----- Document passage

Introduction

Many problems in engineering and mechanics appear to be two-dimensional integral equations. For example, it is usually necessary to solve Fredholm integral equations in the calculation of plasma physics [1]. Mckee et al. [2] revealed that a class of nonlinear telegraph equations is equivalent to two-dimensional Volterra integral equations. Graham [3] showed that two-dimensional Ferdholm integral equation used in solving the problems of electrical engineering. Some other applications of two-dimensional integral equations can be found in [2, 4].

In this paper, we consider the nonlinear two-dimensional Volterra integral equation of the second kinds as follows:

$$\begin{aligned} u(x,t)=f(x,t)+Fu(x,t)\quad (x,t) \in D=[a,b]\times [c,d] \end{aligned}$$
(1)

where

$$\begin{aligned} Fu(x,t)=\lambda \int _c^t \int _a^x K(x,t,y,z)N(u(y,z))\mathrm{d}y\mathrm{d}z. \end{aligned}$$

Here, u(xt) is unknown function and \(u(x,t), f(x,t) \in W_2^{(1,1)}(D), N(.)\) the continues terms in \(W_2^{(1,1)}(D)\), \(W_2^{(1,1)}(D)\) is a reproducing kernel space. Little numerical methods for nonlinear integral equations are written. In this context, the methods used are the block-by-block method [5], block-pulse functions [6], and rationalized Harr function [7].

In this article, we obtain presentation of exact solution nonlinear two-dimensional Volterra integral equation of the second kind in reproducing kernel space, and then, approximate solution is obtained by cutting series. Of course, coefficients of the series on presentation of exact solution obtained with a numerical calculation. The error of the approximate solution is monotone deceasing in the sense of \(\Vert .\Vert _{W_2^{(1,1)}}\).

The fundamental principles of the method

Below are some definitions and theorems that we used in the next sections.

Definition 2.1

[9] The function space \(W_2^1[a,b]\) is defined as follows:

$$\begin{aligned} W_2^1[a,b]=\{f(x)|f(x) \text{ is absolutely continuous,}\,\, f'(x)\in L^2[a,b], x\in [a,b]\}. \end{aligned}$$

Definition 2.2

[9] The inner product and norm in the function space \(W_2^1[a,b]\) are defined as follows:

For any functions \(f(x), g(x) \in W_2^1 [a,b],\)

$$\begin{aligned} \langle f,g \rangle _{W_2^1}=f(a)g(a)+\int _a^b f(x)g(x)\mathrm{d}x \end{aligned}$$

and

$$\begin{aligned} \Vert f\Vert _{W_2^1}=\sqrt{\langle f,f \rangle _{W_2^1}}. \end{aligned}$$

It is easy to prove that \(W_2^1[a,b]\) is an inner space. At [9] prove that function space \(W_2^1[a,b]\) is a Hilbert space and also it is a reproducing kernel space.

----------
----- Data shown

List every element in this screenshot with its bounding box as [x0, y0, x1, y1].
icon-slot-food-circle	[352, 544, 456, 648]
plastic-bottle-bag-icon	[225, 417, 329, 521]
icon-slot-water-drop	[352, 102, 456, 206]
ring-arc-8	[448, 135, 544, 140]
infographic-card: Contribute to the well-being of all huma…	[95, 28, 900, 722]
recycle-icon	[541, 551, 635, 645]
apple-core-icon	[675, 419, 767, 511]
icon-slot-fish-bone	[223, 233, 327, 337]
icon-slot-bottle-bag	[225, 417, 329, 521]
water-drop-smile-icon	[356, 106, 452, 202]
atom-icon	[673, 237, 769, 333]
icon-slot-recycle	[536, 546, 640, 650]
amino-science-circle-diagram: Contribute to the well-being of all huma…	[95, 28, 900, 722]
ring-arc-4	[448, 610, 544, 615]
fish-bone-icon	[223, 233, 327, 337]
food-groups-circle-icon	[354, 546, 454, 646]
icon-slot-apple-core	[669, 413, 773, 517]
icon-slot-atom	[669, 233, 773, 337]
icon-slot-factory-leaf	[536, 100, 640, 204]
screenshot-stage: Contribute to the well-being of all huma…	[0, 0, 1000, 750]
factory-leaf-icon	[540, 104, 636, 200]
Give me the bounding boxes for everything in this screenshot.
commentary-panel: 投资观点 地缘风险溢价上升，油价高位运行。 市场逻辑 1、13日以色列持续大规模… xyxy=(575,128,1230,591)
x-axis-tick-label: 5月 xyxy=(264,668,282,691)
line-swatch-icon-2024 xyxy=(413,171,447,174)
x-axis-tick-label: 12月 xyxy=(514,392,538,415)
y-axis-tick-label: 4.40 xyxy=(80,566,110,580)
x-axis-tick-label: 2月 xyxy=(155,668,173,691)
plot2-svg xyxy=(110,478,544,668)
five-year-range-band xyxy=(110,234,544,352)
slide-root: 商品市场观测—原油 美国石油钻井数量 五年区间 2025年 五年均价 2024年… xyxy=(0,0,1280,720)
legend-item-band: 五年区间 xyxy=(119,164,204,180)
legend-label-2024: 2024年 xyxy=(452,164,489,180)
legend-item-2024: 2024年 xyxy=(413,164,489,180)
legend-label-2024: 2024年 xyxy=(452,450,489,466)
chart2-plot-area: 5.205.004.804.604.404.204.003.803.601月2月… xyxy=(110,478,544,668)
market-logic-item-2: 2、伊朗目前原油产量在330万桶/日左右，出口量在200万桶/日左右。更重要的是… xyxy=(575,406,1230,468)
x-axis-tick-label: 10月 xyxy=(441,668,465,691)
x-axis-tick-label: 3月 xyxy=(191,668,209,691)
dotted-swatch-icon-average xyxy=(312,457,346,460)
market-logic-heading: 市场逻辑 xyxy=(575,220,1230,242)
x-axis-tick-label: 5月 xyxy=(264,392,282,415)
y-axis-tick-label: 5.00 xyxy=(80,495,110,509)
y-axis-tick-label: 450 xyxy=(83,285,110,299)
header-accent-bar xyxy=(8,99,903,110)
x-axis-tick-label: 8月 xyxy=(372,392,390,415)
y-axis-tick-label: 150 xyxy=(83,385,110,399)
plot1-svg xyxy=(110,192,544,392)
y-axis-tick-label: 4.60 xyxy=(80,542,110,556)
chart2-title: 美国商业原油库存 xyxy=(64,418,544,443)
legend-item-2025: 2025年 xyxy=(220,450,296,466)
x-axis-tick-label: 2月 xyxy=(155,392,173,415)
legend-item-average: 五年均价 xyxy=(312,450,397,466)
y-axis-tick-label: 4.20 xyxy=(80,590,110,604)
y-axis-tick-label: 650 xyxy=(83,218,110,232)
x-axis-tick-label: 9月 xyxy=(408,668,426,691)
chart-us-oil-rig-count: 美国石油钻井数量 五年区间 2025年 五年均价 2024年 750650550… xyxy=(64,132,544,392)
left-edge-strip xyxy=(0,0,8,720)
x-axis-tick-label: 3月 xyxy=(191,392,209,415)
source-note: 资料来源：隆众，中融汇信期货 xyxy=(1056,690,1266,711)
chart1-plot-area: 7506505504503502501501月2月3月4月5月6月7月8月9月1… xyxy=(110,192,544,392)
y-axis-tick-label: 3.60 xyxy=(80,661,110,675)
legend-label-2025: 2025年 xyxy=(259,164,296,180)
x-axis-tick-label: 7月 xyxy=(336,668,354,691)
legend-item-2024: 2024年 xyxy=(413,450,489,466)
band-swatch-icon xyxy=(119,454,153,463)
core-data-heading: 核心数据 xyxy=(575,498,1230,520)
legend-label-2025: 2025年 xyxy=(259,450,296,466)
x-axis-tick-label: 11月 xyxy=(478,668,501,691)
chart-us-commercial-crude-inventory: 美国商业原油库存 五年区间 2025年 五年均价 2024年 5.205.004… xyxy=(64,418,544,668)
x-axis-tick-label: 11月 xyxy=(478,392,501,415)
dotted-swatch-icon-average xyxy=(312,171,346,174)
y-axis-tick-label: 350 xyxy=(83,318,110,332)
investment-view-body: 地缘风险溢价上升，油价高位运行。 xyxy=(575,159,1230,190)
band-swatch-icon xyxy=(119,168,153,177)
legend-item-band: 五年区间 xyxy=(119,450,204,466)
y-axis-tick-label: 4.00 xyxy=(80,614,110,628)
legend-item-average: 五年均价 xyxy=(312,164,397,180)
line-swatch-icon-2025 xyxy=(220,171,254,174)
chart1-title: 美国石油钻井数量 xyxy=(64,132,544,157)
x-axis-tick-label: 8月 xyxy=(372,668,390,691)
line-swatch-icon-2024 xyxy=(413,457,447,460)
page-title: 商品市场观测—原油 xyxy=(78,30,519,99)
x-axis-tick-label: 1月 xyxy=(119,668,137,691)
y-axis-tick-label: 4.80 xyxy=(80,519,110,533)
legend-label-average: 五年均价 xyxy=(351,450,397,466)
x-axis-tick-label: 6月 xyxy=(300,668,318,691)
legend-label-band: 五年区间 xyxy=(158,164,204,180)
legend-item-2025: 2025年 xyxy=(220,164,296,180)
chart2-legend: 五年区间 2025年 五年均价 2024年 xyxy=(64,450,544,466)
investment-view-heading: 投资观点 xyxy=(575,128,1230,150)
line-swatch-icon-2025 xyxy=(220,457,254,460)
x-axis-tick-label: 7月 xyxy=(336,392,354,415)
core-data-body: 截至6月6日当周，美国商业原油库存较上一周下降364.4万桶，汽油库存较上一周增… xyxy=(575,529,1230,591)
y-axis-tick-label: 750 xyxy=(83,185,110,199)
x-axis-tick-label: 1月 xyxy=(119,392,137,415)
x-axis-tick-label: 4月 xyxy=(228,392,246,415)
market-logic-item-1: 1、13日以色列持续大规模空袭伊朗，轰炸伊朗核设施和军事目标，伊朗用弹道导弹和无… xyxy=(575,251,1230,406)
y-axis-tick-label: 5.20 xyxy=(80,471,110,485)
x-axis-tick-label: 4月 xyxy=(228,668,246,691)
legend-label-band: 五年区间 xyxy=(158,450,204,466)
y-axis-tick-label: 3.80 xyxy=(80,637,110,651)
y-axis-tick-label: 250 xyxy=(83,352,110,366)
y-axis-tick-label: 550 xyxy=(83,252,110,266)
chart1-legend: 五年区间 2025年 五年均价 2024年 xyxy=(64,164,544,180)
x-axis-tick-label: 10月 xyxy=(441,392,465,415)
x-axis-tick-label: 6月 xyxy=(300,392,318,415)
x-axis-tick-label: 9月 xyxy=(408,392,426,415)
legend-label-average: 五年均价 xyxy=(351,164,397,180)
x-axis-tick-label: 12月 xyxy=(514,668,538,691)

----------

Given problem 1: Reproduce the part of the integral equations passage that opens with the words containing "Here, u(xt) is" and closes with "Harr function [7].".
Given problem 2: In the integral equations passage, what did Mckee et al. reveal a class of nonlinear telegraph equations to be equivalent to?
Given problem 3: Which methods does the integral equations passage name as having been used for nonlinear integral equations?

Full solution 1:
Here, u(xt) is unknown function and \(u(x,t), f(x,t) \in W_2^{(1,1)}(D), N(.)\) the continues terms in \(W_2^{(1,1)}(D)\), \(W_2^{(1,1)}(D)\) is a reproducing kernel space. Little numerical methods for nonlinear integral equations are written. In this context, the methods used are the block-by-block method [5], block-pulse functions [6], and rationalized Harr function [7].

Full solution 2: Two-dimensional Volterra integral equations.

Full solution 3:
- The block-by-block method
- Block-pulse functions
- Rationalized Harr function